Items listed in a dataset:
= = = =

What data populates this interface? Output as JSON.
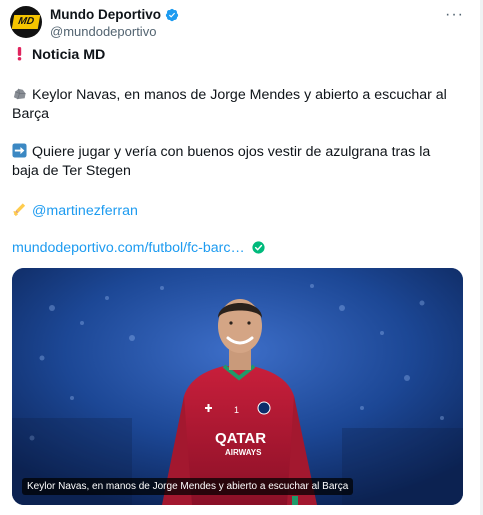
{
  "post": {
    "author_name": "Mundo Deportivo",
    "author_handle": "@mundodeportivo",
    "avatar_text": "MD",
    "more_options": "···",
    "heading": "Noticia MD",
    "line1": "Keylor Navas, en manos de Jorge Mendes y abierto a escuchar al Barça",
    "line2": "Quiere jugar y vería con buenos ojos vestir de azulgrana tras la baja de Ter Stegen",
    "mention": "@martinezferran",
    "link": "mundodeportivo.com/futbol/fc-barc…",
    "media_caption": "Keylor Navas, en manos de Jorge Mendes y abierto a escuchar al Barça",
    "jersey_sponsor_line1": "QATAR",
    "jersey_sponsor_line2": "AIRWAYS",
    "jersey_number": "1"
  },
  "icons": {
    "verified": "verified-badge-icon",
    "alert": "exclamation-icon",
    "rock": "rock-icon",
    "arrow": "right-arrow-icon",
    "writing": "writing-hand-icon",
    "link_check": "check-circle-icon"
  },
  "colors": {
    "accent": "#1d9bf0",
    "verified": "#1d9bf0",
    "alert": "#e0245e",
    "link_check": "#00ba7c",
    "brand": "#f5c400"
  }
}
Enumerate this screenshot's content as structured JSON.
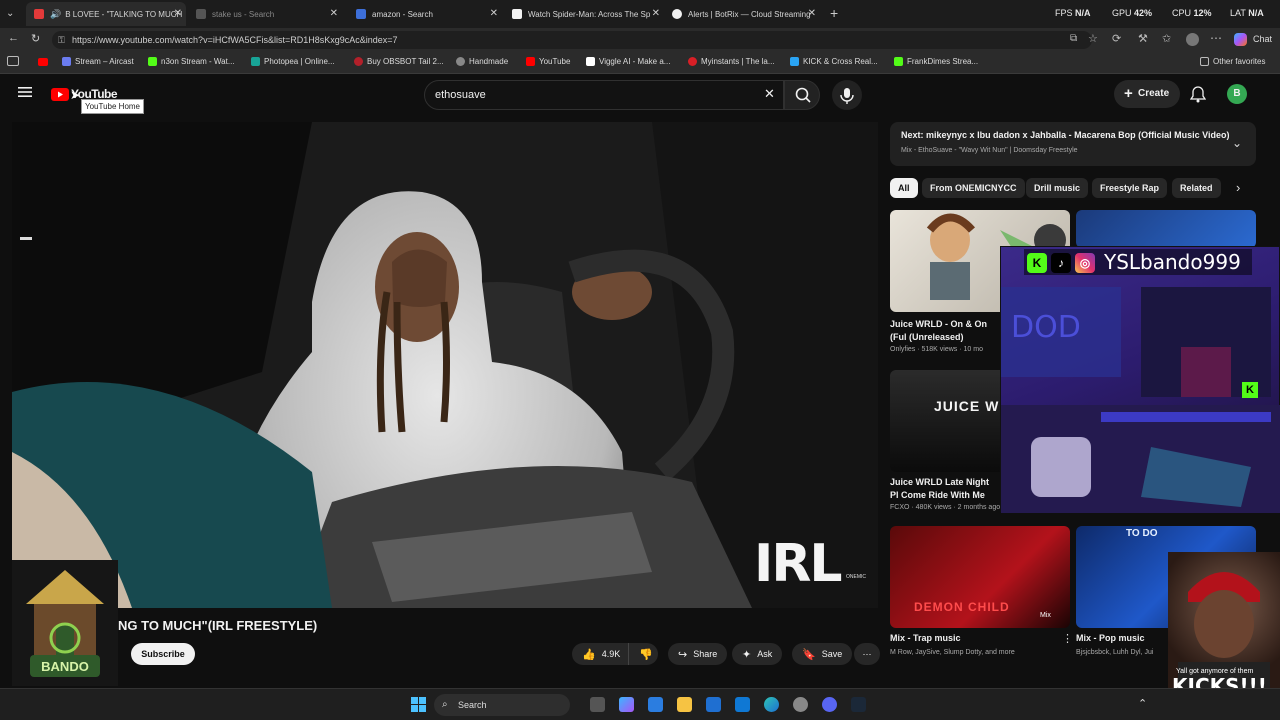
{
  "browser": {
    "tabs": [
      {
        "title": "B LOVEE - \"TALKING TO MUCH",
        "active": true,
        "favicon_color": "#e33a3a"
      },
      {
        "title": "stake us - Search",
        "active": false,
        "favicon_color": "#555555"
      },
      {
        "title": "amazon - Search",
        "active": false,
        "favicon_color": "#3d6fd9"
      },
      {
        "title": "Watch Spider-Man: Across The Sp",
        "active": false,
        "favicon_color": "#f1f1f1"
      },
      {
        "title": "Alerts | BotRix — Cloud Streaming",
        "active": false,
        "favicon_color": "#f1f1f1"
      }
    ],
    "new_tab": "+",
    "stats": {
      "fps_label": "FPS",
      "fps_value": "N/A",
      "gpu_label": "GPU",
      "gpu_value": "42",
      "cpu_label": "CPU",
      "cpu_value": "12",
      "lat_label": "LAT",
      "lat_value": "N/A"
    },
    "url": "https://www.youtube.com/watch?v=iHCfWA5CFis&list=RD1H8sKxg9cAc&index=7",
    "chat_label": "Chat",
    "bookmarks": [
      {
        "label": "Stream – Aircast",
        "color": "#6b7cf0"
      },
      {
        "label": "n3on Stream - Wat...",
        "color": "#53fc18"
      },
      {
        "label": "Photopea | Online...",
        "color": "#18a497"
      },
      {
        "label": "Buy OBSBOT Tail 2...",
        "color": "#b3202a"
      },
      {
        "label": "Handmade",
        "color": "#888888"
      },
      {
        "label": "YouTube",
        "color": "#ff0000"
      },
      {
        "label": "Viggle AI - Make a...",
        "color": "#ffffff"
      },
      {
        "label": "Myinstants | The la...",
        "color": "#d81f26"
      },
      {
        "label": "KICK & Cross Real...",
        "color": "#2aa4f4"
      },
      {
        "label": "FrankDimes Strea...",
        "color": "#53fc18"
      }
    ],
    "other_favorites": "Other favorites"
  },
  "youtube": {
    "logo_text": "YouTube",
    "tooltip": "YouTube Home",
    "search_value": "ethosuave",
    "create_label": "Create",
    "avatar_letter": "B",
    "video_watermark": "IRL",
    "video_watermark_small": "ONEMIC",
    "video_title": "NG TO MUCH\"(IRL FREESTYLE)",
    "subscribe_label": "Subscribe",
    "like_count": "4.9K",
    "share_label": "Share",
    "ask_label": "Ask",
    "save_label": "Save",
    "up_next": {
      "next_prefix": "Next:",
      "next_title": "mikeynyc x Ibu dadon x Jahballa - Macarena Bop (Official Music Video)",
      "mix_line": "Mix - EthoSuave - \"Wavy Wit Nun\" | Doomsday Freestyle"
    },
    "chips": [
      "All",
      "From ONEMICNYCC",
      "Drill music",
      "Freestyle Rap",
      "Related"
    ],
    "related": [
      {
        "title": "Juice WRLD - On & On (Ful (Unreleased)",
        "meta": "Onlyfies · 518K views · 10 mo"
      },
      {
        "title": "Juice WRLD Late Night Pl Come Ride With Me",
        "meta": "FCXO · 480K views · 2 months ago"
      },
      {
        "title": "Mix - Trap music",
        "meta": "M Row, JaySive, Slump Dotty, and more"
      },
      {
        "title": "Mix - Pop music",
        "meta": "Bjsjcbsbck, Luhh Dyl, Jui"
      }
    ],
    "thumb_texts": {
      "juice": "JUICE W",
      "demon": "DEMON CHILD",
      "mix_badge": "Mix",
      "todo": "TO DO"
    }
  },
  "overlays": {
    "stream_name": "YSLbando999",
    "caption_line1": "Yall got anymore of them",
    "caption_line2": "KICKS!!!",
    "logo_text": "YSL BANDO"
  },
  "taskbar": {
    "search_placeholder": "Search"
  }
}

= = = =

Extract all the data above exactly, excluding every picture.

Answer to the problem.
What data populates this interface? Output as JSON.
{
  "post": {
    "author_name": "Mundo Deportivo",
    "author_handle": "@mundodeportivo",
    "avatar_text": "MD",
    "more_options": "···",
    "heading": "Noticia MD",
    "line1": "Keylor Navas, en manos de Jorge Mendes y abierto a escuchar al Barça",
    "line2": "Quiere jugar y vería con buenos ojos vestir de azulgrana tras la baja de Ter Stegen",
    "mention": "@martinezferran",
    "link": "mundodeportivo.com/futbol/fc-barc…",
    "media_caption": "Keylor Navas, en manos de Jorge Mendes y abierto a escuchar al Barça",
    "jersey_sponsor_line1": "QATAR",
    "jersey_sponsor_line2": "AIRWAYS",
    "jersey_number": "1"
  },
  "icons": {
    "verified": "verified-badge-icon",
    "alert": "exclamation-icon",
    "rock": "rock-icon",
    "arrow": "right-arrow-icon",
    "writing": "writing-hand-icon",
    "link_check": "check-circle-icon"
  },
  "colors": {
    "accent": "#1d9bf0",
    "verified": "#1d9bf0",
    "alert": "#e0245e",
    "link_check": "#00ba7c",
    "brand": "#f5c400"
  }
}
Enumerate this screenshot's content as structured JSON.
{
  "browser": {
    "tabs": [
      {
        "title": "B LOVEE - \"TALKING TO MUCH",
        "active": true,
        "favicon_color": "#e33a3a"
      },
      {
        "title": "stake us - Search",
        "active": false,
        "favicon_color": "#555555"
      },
      {
        "title": "amazon - Search",
        "active": false,
        "favicon_color": "#3d6fd9"
      },
      {
        "title": "Watch Spider-Man: Across The Sp",
        "active": false,
        "favicon_color": "#f1f1f1"
      },
      {
        "title": "Alerts | BotRix — Cloud Streaming",
        "active": false,
        "favicon_color": "#f1f1f1"
      }
    ],
    "new_tab": "+",
    "stats": {
      "fps_label": "FPS",
      "fps_value": "N/A",
      "gpu_label": "GPU",
      "gpu_value": "42",
      "cpu_label": "CPU",
      "cpu_value": "12",
      "lat_label": "LAT",
      "lat_value": "N/A"
    },
    "url": "https://www.youtube.com/watch?v=iHCfWA5CFis&list=RD1H8sKxg9cAc&index=7",
    "chat_label": "Chat",
    "bookmarks": [
      {
        "label": "Stream – Aircast",
        "color": "#6b7cf0"
      },
      {
        "label": "n3on Stream - Wat...",
        "color": "#53fc18"
      },
      {
        "label": "Photopea | Online...",
        "color": "#18a497"
      },
      {
        "label": "Buy OBSBOT Tail 2...",
        "color": "#b3202a"
      },
      {
        "label": "Handmade",
        "color": "#888888"
      },
      {
        "label": "YouTube",
        "color": "#ff0000"
      },
      {
        "label": "Viggle AI - Make a...",
        "color": "#ffffff"
      },
      {
        "label": "Myinstants | The la...",
        "color": "#d81f26"
      },
      {
        "label": "KICK & Cross Real...",
        "color": "#2aa4f4"
      },
      {
        "label": "FrankDimes Strea...",
        "color": "#53fc18"
      }
    ],
    "other_favorites": "Other favorites"
  },
  "youtube": {
    "logo_text": "YouTube",
    "tooltip": "YouTube Home",
    "search_value": "ethosuave",
    "create_label": "Create",
    "avatar_letter": "B",
    "video_watermark": "IRL",
    "video_watermark_small": "ONEMIC",
    "video_title": "NG TO MUCH\"(IRL FREESTYLE)",
    "subscribe_label": "Subscribe",
    "like_count": "4.9K",
    "share_label": "Share",
    "ask_label": "Ask",
    "save_label": "Save",
    "up_next": {
      "next_prefix": "Next:",
      "next_title": "mikeynyc x Ibu dadon x Jahballa - Macarena Bop (Official Music Video)",
      "mix_line": "Mix - EthoSuave - \"Wavy Wit Nun\" | Doomsday Freestyle"
    },
    "chips": [
      "All",
      "From ONEMICNYCC",
      "Drill music",
      "Freestyle Rap",
      "Related"
    ],
    "related": [
      {
        "title": "Juice WRLD - On & On (Ful (Unreleased)",
        "meta": "Onlyfies · 518K views · 10 mo"
      },
      {
        "title": "Juice WRLD Late Night Pl Come Ride With Me",
        "meta": "FCXO · 480K views · 2 months ago"
      },
      {
        "title": "Mix - Trap music",
        "meta": "M Row, JaySive, Slump Dotty, and more"
      },
      {
        "title": "Mix - Pop music",
        "meta": "Bjsjcbsbck, Luhh Dyl, Jui"
      }
    ],
    "thumb_texts": {
      "juice": "JUICE W",
      "demon": "DEMON CHILD",
      "mix_badge": "Mix",
      "todo": "TO DO"
    }
  },
  "overlays": {
    "stream_name": "YSLbando999",
    "caption_line1": "Yall got anymore of them",
    "caption_line2": "KICKS!!!",
    "logo_text": "YSL BANDO"
  },
  "taskbar": {
    "search_placeholder": "Search"
  }
}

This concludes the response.